§ Written problem
Leave out the pictures and repeat the data exactly.

---

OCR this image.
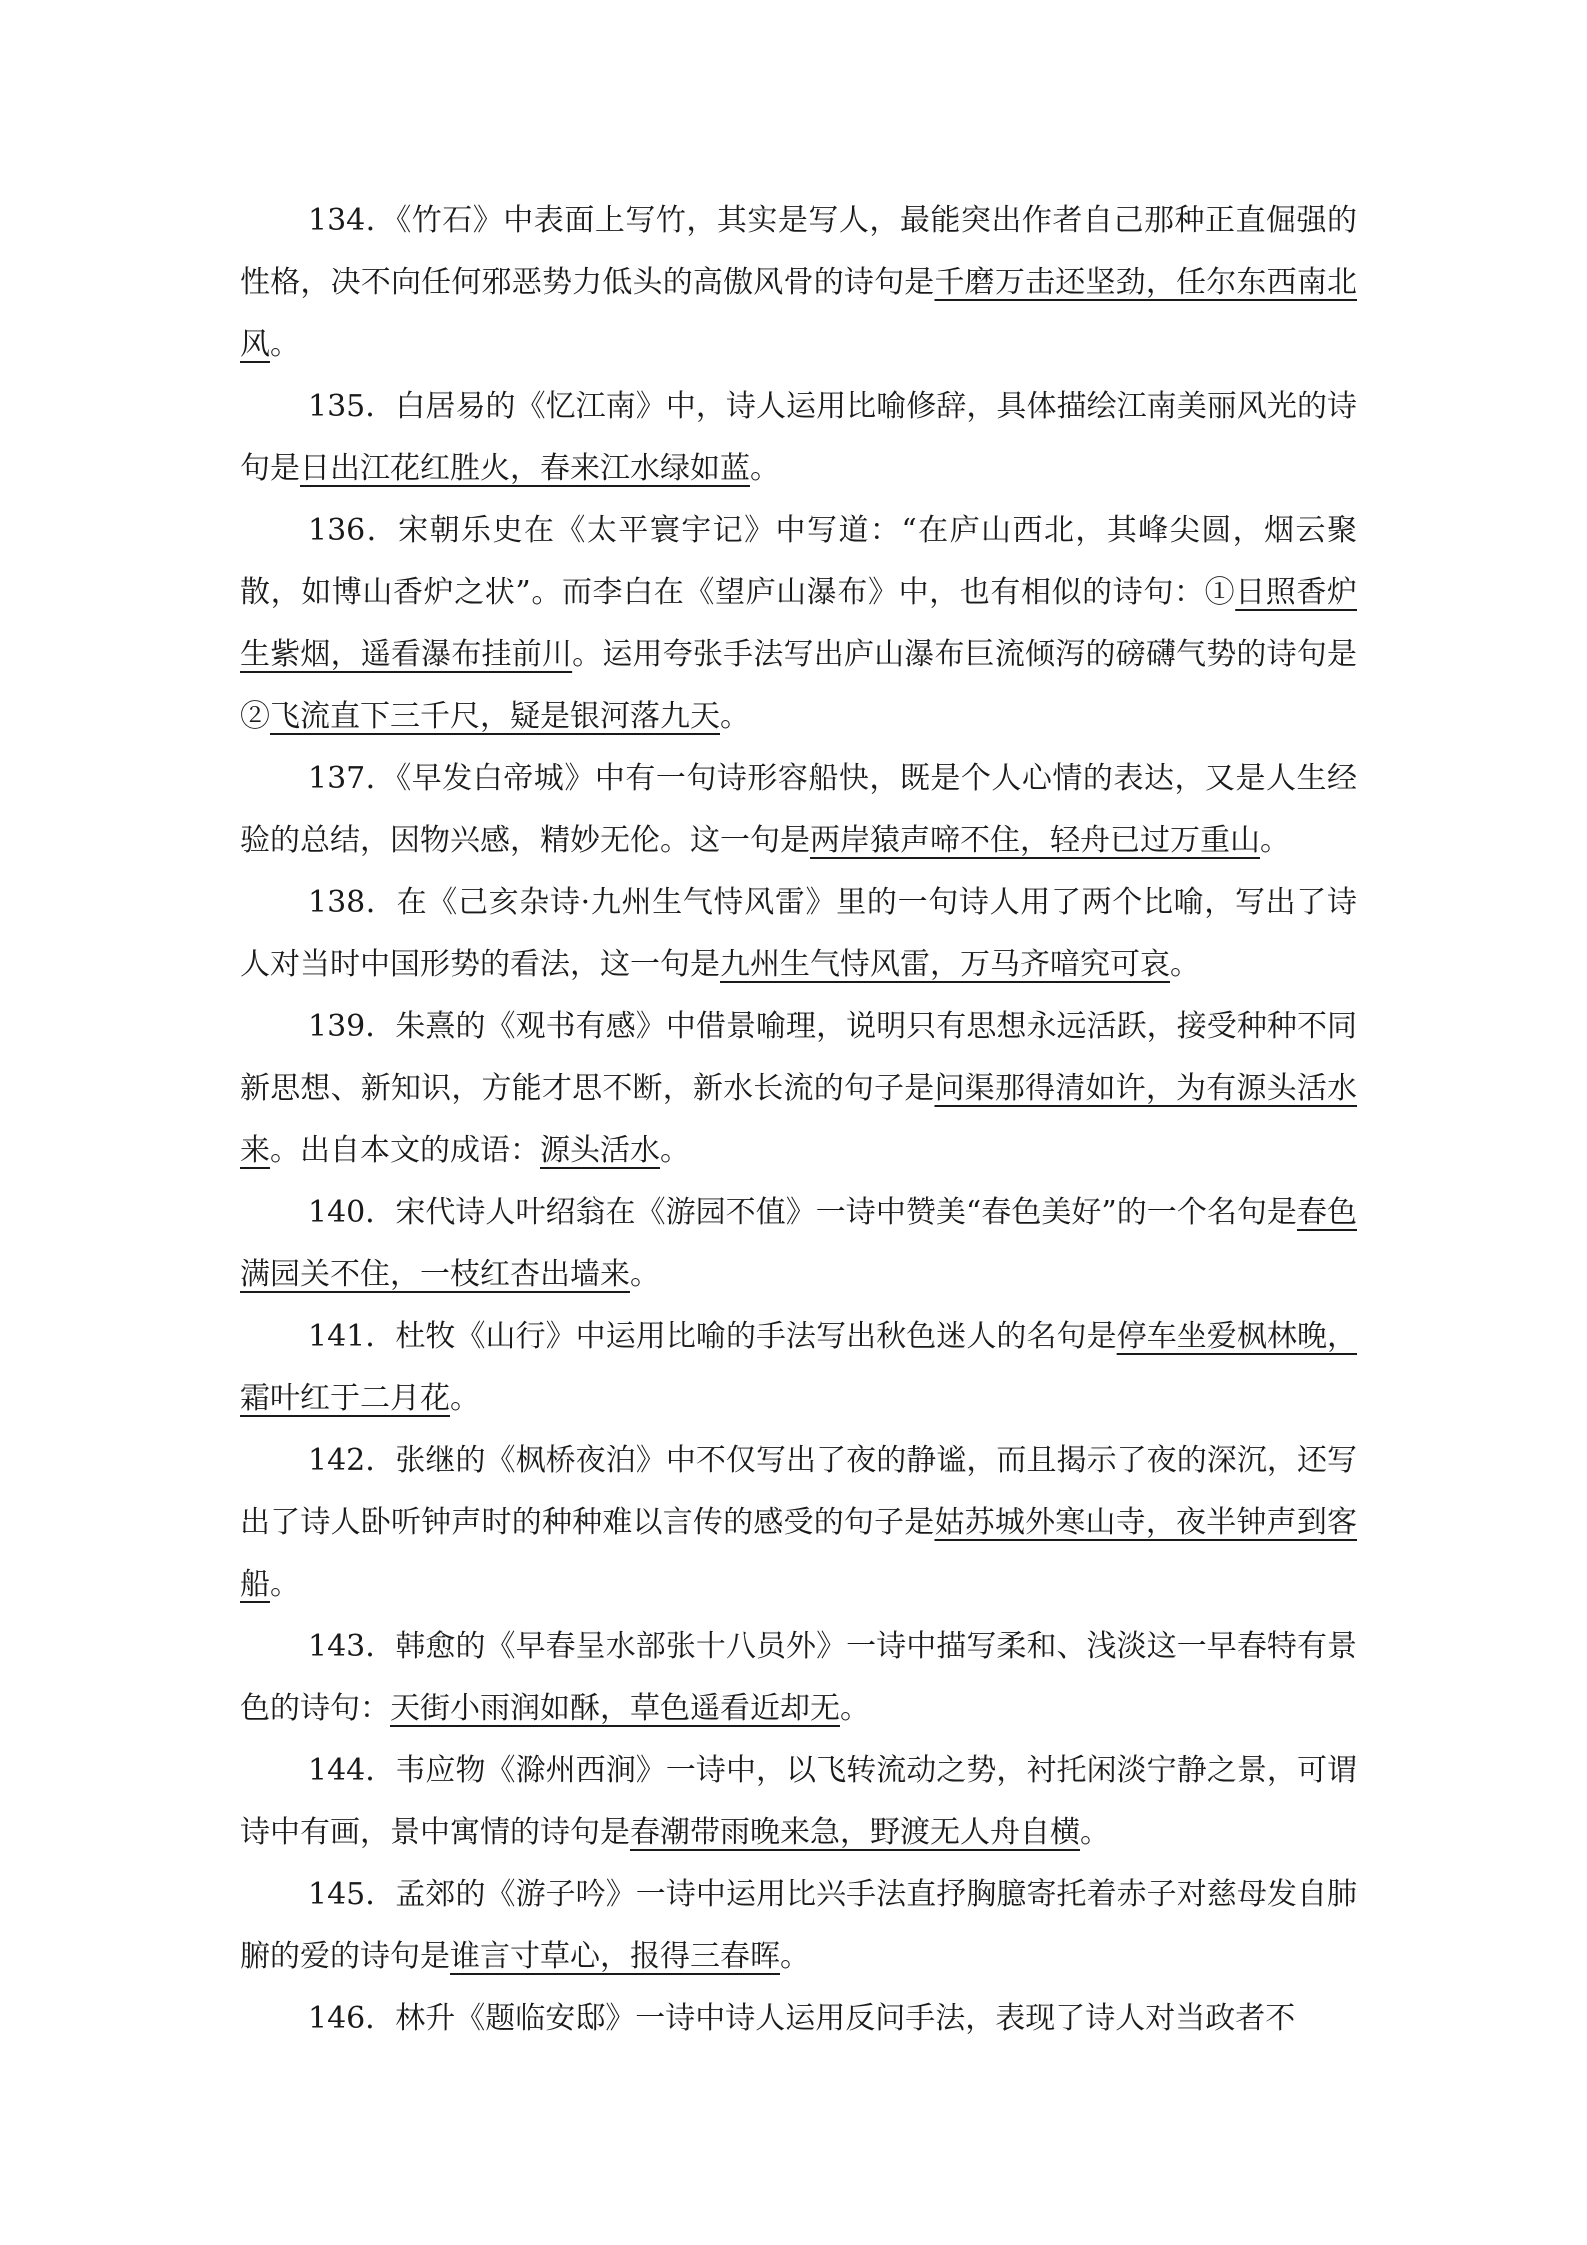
134．《竹石》中表面上写竹，其实是写人，最能突出作者自己那种正直倔强的性格，决不向任何邪恶势力低头的高傲风骨的诗句是千磨万击还坚劲，任尔东西南北风。

135．白居易的《忆江南》中，诗人运用比喻修辞，具体描绘江南美丽风光的诗句是日出江花红胜火，春来江水绿如蓝。

136．宋朝乐史在《太平寰宇记》中写道：“在庐山西北，其峰尖圆，烟云聚散，如博山香炉之状”。而李白在《望庐山瀑布》中，也有相似的诗句：①日照香炉生紫烟，遥看瀑布挂前川。运用夸张手法写出庐山瀑布巨流倾泻的磅礴气势的诗句是②飞流直下三千尺，疑是银河落九天。

137．《早发白帝城》中有一句诗形容船快，既是个人心情的表达，又是人生经验的总结，因物兴感，精妙无伦。这一句是两岸猿声啼不住，轻舟已过万重山。

138．在《己亥杂诗·九州生气恃风雷》里的一句诗人用了两个比喻，写出了诗人对当时中国形势的看法，这一句是九州生气恃风雷，万马齐喑究可哀。

139．朱熹的《观书有感》中借景喻理，说明只有思想永远活跃，接受种种不同新思想、新知识，方能才思不断，新水长流的句子是问渠那得清如许，为有源头活水来。出自本文的成语：源头活水。

140．宋代诗人叶绍翁在《游园不值》一诗中赞美“春色美好”的一个名句是春色满园关不住，一枝红杏出墙来。

141．杜牧《山行》中运用比喻的手法写出秋色迷人的名句是停车坐爱枫林晚，霜叶红于二月花。

142．张继的《枫桥夜泊》中不仅写出了夜的静谧，而且揭示了夜的深沉，还写出了诗人卧听钟声时的种种难以言传的感受的句子是姑苏城外寒山寺，夜半钟声到客船。

143．韩愈的《早春呈水部张十八员外》一诗中描写柔和、浅淡这一早春特有景色的诗句：天街小雨润如酥，草色遥看近却无。

144．韦应物《滁州西涧》一诗中，以飞转流动之势，衬托闲淡宁静之景，可谓诗中有画，景中寓情的诗句是春潮带雨晚来急，野渡无人舟自横。

145．孟郊的《游子吟》一诗中运用比兴手法直抒胸臆寄托着赤子对慈母发自肺腑的爱的诗句是谁言寸草心，报得三春晖。

146．林升《题临安邸》一诗中诗人运用反问手法，表现了诗人对当政者不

---

§ Exercise output
OCR this image.
134．《竹石》中表面上写竹，其实是写人，最能突出作者自己那种正直倔强的性格，决不向任何邪恶势力低头的高傲风骨的诗句是千磨万击还坚劲，任尔东西南北风。

135．白居易的《忆江南》中，诗人运用比喻修辞，具体描绘江南美丽风光的诗句是日出江花红胜火，春来江水绿如蓝。

136．宋朝乐史在《太平寰宇记》中写道：“在庐山西北，其峰尖圆，烟云聚散，如博山香炉之状”。而李白在《望庐山瀑布》中，也有相似的诗句：①日照香炉生紫烟，遥看瀑布挂前川。运用夸张手法写出庐山瀑布巨流倾泻的磅礴气势的诗句是②飞流直下三千尺，疑是银河落九天。

137．《早发白帝城》中有一句诗形容船快，既是个人心情的表达，又是人生经验的总结，因物兴感，精妙无伦。这一句是两岸猿声啼不住，轻舟已过万重山。

138．在《己亥杂诗·九州生气恃风雷》里的一句诗人用了两个比喻，写出了诗人对当时中国形势的看法，这一句是九州生气恃风雷，万马齐喑究可哀。

139．朱熹的《观书有感》中借景喻理，说明只有思想永远活跃，接受种种不同新思想、新知识，方能才思不断，新水长流的句子是问渠那得清如许，为有源头活水来。出自本文的成语：源头活水。

140．宋代诗人叶绍翁在《游园不值》一诗中赞美“春色美好”的一个名句是春色满园关不住，一枝红杏出墙来。

141．杜牧《山行》中运用比喻的手法写出秋色迷人的名句是停车坐爱枫林晚，霜叶红于二月花。

142．张继的《枫桥夜泊》中不仅写出了夜的静谧，而且揭示了夜的深沉，还写出了诗人卧听钟声时的种种难以言传的感受的句子是姑苏城外寒山寺，夜半钟声到客船。

143．韩愈的《早春呈水部张十八员外》一诗中描写柔和、浅淡这一早春特有景色的诗句：天街小雨润如酥，草色遥看近却无。

144．韦应物《滁州西涧》一诗中，以飞转流动之势，衬托闲淡宁静之景，可谓诗中有画，景中寓情的诗句是春潮带雨晚来急，野渡无人舟自横。

145．孟郊的《游子吟》一诗中运用比兴手法直抒胸臆寄托着赤子对慈母发自肺腑的爱的诗句是谁言寸草心，报得三春晖。

146．林升《题临安邸》一诗中诗人运用反问手法，表现了诗人对当政者不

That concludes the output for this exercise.